Exercise brief - Report the total number of lines that include the string "Panel", without any other text.

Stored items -

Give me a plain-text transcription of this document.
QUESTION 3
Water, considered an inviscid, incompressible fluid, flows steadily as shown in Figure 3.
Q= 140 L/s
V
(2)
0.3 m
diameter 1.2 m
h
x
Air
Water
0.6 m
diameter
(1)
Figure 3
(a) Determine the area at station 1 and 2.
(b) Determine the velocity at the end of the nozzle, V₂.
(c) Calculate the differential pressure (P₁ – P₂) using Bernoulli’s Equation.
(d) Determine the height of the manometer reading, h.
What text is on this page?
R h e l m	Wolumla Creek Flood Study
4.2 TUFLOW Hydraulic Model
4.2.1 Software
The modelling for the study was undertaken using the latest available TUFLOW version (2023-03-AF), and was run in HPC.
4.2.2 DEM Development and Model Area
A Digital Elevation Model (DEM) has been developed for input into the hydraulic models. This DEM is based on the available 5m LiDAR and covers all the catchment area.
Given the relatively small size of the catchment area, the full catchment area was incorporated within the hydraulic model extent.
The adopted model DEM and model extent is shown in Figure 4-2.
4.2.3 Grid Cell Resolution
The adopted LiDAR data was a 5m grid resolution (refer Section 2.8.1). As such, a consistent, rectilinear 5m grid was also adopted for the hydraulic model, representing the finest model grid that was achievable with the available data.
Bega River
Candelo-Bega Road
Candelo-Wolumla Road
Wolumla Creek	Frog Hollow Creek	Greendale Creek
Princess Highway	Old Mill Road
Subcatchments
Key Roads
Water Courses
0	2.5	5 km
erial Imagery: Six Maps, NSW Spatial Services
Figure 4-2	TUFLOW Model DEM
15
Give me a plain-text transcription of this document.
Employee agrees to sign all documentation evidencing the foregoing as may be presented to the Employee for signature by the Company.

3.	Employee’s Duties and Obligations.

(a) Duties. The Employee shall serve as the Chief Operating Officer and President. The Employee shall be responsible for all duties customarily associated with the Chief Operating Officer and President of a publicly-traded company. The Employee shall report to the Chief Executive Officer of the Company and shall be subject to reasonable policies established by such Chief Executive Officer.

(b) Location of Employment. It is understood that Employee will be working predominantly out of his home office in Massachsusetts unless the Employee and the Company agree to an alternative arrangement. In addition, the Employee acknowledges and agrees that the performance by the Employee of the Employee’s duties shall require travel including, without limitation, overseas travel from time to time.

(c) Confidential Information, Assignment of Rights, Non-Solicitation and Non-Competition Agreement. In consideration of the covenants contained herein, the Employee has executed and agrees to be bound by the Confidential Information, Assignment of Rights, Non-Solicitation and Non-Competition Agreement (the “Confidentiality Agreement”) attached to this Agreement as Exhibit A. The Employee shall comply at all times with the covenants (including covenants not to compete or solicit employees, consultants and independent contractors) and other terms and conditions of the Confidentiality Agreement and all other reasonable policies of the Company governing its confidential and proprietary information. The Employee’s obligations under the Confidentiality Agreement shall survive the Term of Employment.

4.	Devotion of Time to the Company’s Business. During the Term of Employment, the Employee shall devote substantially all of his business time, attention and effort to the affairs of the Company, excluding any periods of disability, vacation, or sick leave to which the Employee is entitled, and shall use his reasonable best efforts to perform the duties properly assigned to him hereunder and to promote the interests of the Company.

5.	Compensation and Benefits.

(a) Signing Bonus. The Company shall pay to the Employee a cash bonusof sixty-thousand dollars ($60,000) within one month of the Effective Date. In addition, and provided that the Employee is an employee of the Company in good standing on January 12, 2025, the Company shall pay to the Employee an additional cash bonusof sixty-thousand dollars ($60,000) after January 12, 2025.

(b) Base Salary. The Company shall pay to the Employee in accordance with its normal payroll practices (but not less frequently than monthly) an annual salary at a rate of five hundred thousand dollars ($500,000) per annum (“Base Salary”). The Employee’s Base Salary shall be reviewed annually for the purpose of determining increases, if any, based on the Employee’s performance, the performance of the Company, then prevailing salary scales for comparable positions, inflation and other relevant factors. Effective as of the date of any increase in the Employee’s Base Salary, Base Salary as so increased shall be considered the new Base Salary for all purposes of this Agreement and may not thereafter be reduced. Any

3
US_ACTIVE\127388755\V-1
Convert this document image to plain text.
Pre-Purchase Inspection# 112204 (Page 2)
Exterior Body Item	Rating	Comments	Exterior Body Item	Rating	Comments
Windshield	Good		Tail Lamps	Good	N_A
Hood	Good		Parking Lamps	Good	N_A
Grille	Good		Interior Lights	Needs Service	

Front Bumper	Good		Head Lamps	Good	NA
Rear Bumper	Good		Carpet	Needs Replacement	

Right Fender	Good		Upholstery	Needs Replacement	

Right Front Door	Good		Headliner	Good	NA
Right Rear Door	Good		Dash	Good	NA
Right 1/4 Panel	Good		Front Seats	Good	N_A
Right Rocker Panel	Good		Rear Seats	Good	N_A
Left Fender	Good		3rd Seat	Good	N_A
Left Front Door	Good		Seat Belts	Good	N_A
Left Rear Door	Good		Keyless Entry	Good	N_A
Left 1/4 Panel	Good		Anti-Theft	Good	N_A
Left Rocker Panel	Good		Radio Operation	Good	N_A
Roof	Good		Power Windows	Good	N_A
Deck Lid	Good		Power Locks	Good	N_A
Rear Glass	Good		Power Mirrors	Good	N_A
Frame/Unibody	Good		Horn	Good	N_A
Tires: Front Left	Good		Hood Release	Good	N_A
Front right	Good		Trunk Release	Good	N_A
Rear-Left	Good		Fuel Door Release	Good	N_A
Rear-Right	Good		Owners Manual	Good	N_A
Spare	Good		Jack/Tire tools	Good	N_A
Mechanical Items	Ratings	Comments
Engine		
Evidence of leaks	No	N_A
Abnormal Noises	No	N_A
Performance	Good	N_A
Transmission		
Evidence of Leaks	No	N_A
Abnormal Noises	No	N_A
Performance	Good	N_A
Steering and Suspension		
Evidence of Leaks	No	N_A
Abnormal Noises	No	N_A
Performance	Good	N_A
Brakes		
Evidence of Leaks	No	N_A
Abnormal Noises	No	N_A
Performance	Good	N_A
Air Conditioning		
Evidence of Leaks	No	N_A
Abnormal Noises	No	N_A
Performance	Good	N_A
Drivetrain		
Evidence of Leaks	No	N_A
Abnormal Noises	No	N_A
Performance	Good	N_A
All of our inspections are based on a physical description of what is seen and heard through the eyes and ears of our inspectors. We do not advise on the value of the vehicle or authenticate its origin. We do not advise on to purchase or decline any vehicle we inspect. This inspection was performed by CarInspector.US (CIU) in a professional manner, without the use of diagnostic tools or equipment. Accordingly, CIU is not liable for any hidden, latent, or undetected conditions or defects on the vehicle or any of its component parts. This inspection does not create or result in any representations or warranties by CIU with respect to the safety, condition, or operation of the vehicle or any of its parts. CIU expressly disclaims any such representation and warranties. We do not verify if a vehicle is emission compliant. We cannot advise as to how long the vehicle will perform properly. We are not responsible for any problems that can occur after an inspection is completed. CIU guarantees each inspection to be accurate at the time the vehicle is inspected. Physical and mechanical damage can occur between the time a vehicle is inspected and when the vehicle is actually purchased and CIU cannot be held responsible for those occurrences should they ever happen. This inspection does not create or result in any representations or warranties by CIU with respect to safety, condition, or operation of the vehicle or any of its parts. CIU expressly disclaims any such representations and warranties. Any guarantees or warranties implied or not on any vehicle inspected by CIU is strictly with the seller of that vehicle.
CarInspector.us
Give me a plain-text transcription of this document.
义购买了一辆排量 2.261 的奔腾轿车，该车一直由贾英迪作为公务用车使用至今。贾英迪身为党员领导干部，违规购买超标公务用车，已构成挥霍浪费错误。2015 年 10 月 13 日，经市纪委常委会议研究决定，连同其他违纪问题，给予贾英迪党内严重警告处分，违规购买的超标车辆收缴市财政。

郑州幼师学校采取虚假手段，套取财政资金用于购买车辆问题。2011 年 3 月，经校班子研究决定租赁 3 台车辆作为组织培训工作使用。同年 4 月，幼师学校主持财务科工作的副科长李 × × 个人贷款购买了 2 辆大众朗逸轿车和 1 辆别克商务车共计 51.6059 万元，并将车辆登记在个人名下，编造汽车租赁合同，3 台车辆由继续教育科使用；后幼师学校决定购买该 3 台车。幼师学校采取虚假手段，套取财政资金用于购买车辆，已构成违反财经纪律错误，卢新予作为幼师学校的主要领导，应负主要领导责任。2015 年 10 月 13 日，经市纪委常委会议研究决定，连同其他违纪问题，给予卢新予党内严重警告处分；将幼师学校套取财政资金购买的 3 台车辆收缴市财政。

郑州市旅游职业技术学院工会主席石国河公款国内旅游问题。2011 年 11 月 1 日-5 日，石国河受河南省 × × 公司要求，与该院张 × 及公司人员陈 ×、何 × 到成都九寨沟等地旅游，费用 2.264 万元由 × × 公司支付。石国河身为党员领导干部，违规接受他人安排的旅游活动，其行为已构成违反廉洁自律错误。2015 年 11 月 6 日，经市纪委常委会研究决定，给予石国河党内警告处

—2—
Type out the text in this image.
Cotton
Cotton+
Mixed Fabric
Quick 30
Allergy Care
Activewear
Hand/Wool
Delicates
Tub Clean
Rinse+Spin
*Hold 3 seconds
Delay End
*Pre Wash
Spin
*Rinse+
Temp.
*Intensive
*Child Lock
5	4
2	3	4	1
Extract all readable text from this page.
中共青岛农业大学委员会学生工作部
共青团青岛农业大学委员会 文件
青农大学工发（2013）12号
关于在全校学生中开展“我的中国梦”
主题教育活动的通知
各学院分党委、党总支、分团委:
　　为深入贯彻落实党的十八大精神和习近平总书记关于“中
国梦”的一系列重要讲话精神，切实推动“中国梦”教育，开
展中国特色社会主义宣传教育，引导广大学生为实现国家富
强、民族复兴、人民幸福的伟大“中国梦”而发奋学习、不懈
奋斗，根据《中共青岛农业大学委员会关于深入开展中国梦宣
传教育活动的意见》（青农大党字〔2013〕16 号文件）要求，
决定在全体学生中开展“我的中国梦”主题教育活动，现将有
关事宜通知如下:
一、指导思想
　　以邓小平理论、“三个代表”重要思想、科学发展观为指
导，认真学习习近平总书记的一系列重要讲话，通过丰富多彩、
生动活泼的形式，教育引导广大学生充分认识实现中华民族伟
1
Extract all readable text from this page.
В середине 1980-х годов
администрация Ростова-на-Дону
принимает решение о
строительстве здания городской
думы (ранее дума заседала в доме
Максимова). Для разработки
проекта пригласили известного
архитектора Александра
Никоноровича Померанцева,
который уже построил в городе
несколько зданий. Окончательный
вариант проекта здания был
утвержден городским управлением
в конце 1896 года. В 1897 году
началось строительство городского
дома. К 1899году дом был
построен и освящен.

The result - 4